## START Records for this exercise
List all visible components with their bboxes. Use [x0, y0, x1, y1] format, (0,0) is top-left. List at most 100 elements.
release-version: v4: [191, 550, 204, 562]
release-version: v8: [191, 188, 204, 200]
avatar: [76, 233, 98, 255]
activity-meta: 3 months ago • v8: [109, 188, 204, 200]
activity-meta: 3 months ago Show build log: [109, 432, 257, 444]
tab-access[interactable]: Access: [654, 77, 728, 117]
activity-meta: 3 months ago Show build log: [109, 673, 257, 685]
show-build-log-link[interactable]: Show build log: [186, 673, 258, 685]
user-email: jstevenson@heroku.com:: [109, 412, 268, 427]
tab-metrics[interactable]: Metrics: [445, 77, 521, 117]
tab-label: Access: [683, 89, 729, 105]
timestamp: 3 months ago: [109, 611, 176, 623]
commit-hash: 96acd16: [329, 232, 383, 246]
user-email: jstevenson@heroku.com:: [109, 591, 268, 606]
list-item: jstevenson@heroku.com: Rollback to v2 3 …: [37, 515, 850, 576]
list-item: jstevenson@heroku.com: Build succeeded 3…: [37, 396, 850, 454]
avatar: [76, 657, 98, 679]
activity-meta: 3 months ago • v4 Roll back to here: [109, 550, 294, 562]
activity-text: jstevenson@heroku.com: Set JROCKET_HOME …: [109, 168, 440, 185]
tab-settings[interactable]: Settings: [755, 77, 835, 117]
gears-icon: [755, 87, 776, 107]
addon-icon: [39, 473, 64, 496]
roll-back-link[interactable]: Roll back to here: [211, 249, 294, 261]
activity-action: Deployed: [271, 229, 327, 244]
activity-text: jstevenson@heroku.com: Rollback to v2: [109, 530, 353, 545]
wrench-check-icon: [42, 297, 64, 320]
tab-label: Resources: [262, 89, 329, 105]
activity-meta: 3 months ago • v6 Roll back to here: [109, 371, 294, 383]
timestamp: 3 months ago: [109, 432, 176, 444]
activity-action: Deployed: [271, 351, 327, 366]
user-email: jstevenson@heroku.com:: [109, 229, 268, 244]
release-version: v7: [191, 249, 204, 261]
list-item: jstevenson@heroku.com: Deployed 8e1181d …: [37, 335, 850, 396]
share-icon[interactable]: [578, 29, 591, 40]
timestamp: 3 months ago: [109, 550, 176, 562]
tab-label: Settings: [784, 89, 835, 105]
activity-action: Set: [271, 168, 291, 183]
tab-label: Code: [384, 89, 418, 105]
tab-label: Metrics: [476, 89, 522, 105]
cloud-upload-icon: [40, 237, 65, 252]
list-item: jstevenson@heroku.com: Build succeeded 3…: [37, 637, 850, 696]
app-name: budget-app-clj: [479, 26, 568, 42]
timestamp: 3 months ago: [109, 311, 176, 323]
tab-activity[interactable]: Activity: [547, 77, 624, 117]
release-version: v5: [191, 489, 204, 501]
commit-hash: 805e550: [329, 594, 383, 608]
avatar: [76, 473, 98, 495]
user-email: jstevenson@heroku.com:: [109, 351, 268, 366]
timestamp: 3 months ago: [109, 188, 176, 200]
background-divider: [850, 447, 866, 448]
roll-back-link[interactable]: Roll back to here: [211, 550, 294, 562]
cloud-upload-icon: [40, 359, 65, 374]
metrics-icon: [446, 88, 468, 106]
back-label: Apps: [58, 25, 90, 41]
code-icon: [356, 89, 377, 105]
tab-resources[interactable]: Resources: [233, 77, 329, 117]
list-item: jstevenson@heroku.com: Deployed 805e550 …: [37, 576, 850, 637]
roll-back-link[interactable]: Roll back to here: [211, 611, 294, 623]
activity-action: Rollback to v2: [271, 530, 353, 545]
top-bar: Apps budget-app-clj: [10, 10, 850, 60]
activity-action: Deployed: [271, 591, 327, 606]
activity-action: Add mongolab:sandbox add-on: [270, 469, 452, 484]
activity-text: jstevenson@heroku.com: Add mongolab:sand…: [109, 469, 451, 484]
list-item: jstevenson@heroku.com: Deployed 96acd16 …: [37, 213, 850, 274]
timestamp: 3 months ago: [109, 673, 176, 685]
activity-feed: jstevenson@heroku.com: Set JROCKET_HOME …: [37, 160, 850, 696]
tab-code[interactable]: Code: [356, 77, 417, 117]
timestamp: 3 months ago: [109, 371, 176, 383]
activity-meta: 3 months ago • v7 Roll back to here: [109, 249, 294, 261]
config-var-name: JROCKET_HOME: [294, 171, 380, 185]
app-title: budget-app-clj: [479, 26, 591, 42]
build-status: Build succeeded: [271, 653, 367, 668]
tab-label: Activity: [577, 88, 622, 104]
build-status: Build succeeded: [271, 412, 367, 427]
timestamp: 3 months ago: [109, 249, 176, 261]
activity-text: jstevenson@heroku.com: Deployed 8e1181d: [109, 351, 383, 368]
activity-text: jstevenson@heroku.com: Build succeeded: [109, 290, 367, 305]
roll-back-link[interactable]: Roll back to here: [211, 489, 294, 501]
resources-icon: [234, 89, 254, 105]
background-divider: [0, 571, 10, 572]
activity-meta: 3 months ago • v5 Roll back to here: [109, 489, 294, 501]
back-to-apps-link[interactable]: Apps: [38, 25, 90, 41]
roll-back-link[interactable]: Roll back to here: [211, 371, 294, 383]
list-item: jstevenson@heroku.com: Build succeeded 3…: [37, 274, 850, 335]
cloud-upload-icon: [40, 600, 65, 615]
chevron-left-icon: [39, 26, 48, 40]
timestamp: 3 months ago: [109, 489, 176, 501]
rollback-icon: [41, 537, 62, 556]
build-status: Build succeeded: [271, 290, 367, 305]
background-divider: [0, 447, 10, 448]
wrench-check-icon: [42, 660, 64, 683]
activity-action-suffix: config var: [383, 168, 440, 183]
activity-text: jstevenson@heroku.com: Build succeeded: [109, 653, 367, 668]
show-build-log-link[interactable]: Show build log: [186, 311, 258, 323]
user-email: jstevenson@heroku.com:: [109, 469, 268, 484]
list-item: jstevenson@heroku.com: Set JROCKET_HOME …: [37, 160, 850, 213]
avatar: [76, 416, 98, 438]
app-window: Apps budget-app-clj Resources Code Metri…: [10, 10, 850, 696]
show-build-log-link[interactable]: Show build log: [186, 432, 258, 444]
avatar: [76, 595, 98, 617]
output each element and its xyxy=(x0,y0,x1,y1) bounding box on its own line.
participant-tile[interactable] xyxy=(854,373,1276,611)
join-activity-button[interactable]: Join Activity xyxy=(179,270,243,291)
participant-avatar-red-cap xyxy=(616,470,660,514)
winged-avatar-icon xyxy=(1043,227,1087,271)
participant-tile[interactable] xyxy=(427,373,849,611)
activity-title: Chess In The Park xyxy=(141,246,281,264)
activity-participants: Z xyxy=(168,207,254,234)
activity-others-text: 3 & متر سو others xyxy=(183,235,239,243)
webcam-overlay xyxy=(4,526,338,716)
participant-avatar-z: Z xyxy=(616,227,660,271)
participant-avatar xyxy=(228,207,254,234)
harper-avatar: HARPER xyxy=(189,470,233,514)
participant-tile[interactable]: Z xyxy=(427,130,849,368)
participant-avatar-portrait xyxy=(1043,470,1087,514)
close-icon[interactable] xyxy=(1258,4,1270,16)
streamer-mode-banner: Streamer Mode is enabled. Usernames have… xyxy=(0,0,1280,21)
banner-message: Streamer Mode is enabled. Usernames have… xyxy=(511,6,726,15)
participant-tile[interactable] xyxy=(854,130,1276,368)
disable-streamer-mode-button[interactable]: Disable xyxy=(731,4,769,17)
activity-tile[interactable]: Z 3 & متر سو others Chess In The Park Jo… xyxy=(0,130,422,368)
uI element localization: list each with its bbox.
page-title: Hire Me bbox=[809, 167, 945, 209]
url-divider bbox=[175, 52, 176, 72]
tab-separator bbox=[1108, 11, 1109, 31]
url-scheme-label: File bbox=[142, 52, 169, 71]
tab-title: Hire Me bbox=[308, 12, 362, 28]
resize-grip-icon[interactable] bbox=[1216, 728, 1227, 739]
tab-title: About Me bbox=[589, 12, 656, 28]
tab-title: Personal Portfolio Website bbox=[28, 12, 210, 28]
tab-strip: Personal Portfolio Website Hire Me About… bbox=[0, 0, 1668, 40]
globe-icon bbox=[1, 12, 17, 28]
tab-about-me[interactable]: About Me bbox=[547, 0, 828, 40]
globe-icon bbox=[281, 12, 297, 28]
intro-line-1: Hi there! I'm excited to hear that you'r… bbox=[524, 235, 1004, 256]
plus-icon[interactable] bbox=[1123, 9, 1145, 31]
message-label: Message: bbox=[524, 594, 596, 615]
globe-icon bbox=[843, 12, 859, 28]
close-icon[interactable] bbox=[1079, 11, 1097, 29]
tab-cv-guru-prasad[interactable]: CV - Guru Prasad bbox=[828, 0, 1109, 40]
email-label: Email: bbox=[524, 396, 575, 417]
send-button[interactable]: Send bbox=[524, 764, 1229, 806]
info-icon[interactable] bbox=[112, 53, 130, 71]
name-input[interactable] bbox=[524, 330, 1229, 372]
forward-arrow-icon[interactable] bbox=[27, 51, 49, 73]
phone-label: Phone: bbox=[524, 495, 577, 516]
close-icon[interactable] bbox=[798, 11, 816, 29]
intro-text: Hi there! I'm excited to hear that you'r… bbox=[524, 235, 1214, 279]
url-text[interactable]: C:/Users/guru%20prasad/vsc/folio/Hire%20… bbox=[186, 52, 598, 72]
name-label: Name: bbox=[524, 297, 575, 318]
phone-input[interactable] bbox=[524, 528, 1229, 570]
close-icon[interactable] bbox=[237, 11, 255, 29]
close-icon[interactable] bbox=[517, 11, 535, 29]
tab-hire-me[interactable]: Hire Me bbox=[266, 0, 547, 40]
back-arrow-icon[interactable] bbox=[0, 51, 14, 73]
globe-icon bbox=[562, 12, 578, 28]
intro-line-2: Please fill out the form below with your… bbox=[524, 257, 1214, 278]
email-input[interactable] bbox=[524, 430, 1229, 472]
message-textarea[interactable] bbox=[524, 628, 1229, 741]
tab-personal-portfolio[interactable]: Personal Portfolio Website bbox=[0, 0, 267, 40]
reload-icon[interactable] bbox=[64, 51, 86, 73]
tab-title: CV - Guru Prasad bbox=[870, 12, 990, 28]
## END Records for this exercise
[Aim] Format the lines from the start of the listing up to and including the line with "tab-label: Resources: [262, 89, 329, 105]" as a JSON list of strings, one string per line, with blank lines left out.

[Exercise answer]
[
  "List all visible components with their bboxes. Use [x0, y0, x1, y1] format, (0,0) is top-left. List at most 100 elements.",
  "release-version: v4: [191, 550, 204, 562]",
  "release-version: v8: [191, 188, 204, 200]",
  "avatar: [76, 233, 98, 255]",
  "activity-meta: 3 months ago • v8: [109, 188, 204, 200]",
  "activity-meta: 3 months ago Show build log: [109, 432, 257, 444]",
  "tab-access[interactable]: Access: [654, 77, 728, 117]",
  "activity-meta: 3 months ago Show build log: [109, 673, 257, 685]",
  "show-build-log-link[interactable]: Show build log: [186, 673, 258, 685]",
  "user-email: jstevenson@heroku.com:: [109, 412, 268, 427]",
  "tab-metrics[interactable]: Metrics: [445, 77, 521, 117]",
  "tab-label: Access: [683, 89, 729, 105]",
  "timestamp: 3 months ago: [109, 611, 176, 623]",
  "commit-hash: 96acd16: [329, 232, 383, 246]",
  "user-email: jstevenson@heroku.com:: [109, 591, 268, 606]",
  "list-item: jstevenson@heroku.com: Rollback to v2 3 …: [37, 515, 850, 576]",
  "list-item: jstevenson@heroku.com: Build succeeded 3…: [37, 396, 850, 454]",
  "avatar: [76, 657, 98, 679]",
  "activity-meta: 3 months ago • v4 Roll back to here: [109, 550, 294, 562]",
  "activity-text: jstevenson@heroku.com: Set JROCKET_HOME …: [109, 168, 440, 185]",
  "tab-settings[interactable]: Settings: [755, 77, 835, 117]",
  "gears-icon: [755, 87, 776, 107]",
  "addon-icon: [39, 473, 64, 496]",
  "roll-back-link[interactable]: Roll back to here: [211, 249, 294, 261]",
  "activity-action: Deployed: [271, 229, 327, 244]",
  "activity-text: jstevenson@heroku.com: Rollback to v2: [109, 530, 353, 545]",
  "wrench-check-icon: [42, 297, 64, 320]",
  "tab-label: Resources: [262, 89, 329, 105]"
]